From the items below, pull out each line that contains the string "shape", and copy those lines in full.

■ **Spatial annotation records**
********************

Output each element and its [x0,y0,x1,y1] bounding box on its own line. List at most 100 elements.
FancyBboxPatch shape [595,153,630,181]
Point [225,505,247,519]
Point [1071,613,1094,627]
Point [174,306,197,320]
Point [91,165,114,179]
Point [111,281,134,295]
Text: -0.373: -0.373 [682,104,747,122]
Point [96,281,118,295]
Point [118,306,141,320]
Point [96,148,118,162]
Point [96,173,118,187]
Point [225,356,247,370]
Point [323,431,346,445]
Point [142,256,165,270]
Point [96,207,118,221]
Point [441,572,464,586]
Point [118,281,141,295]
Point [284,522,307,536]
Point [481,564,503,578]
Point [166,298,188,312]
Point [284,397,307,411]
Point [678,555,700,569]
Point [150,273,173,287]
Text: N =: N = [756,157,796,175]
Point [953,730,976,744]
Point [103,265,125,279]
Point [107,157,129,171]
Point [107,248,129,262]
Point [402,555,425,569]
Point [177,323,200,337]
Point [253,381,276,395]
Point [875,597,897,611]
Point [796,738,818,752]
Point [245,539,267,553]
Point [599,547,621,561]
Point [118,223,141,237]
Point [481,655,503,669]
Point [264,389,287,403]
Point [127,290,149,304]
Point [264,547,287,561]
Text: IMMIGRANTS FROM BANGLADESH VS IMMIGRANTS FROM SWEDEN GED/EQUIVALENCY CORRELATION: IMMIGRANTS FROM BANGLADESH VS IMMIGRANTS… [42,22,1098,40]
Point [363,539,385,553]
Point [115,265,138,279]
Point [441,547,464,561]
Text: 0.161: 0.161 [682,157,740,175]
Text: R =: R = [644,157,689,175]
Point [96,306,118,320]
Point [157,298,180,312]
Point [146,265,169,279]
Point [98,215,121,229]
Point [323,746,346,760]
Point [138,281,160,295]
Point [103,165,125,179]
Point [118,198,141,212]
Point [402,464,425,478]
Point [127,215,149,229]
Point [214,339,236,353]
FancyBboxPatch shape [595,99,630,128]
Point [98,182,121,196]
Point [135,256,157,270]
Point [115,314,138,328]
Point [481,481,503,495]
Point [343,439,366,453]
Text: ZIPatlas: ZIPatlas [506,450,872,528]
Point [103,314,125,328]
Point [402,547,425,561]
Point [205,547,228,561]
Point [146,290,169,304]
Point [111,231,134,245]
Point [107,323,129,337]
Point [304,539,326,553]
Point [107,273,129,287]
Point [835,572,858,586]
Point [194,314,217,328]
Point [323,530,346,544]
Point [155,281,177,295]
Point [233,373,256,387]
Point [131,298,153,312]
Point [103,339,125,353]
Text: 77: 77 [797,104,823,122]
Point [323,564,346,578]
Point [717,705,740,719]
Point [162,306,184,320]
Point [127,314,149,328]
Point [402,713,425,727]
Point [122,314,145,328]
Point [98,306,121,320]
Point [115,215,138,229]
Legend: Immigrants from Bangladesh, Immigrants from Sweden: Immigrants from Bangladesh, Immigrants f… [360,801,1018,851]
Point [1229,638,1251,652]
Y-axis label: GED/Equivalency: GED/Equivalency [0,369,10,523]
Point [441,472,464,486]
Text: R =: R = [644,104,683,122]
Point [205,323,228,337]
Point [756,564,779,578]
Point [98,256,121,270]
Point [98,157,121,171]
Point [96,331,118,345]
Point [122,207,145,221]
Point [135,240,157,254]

********************

■ **WRITTEN REPLY**
FancyBboxPatch shape [595,153,630,181]
FancyBboxPatch shape [595,99,630,128]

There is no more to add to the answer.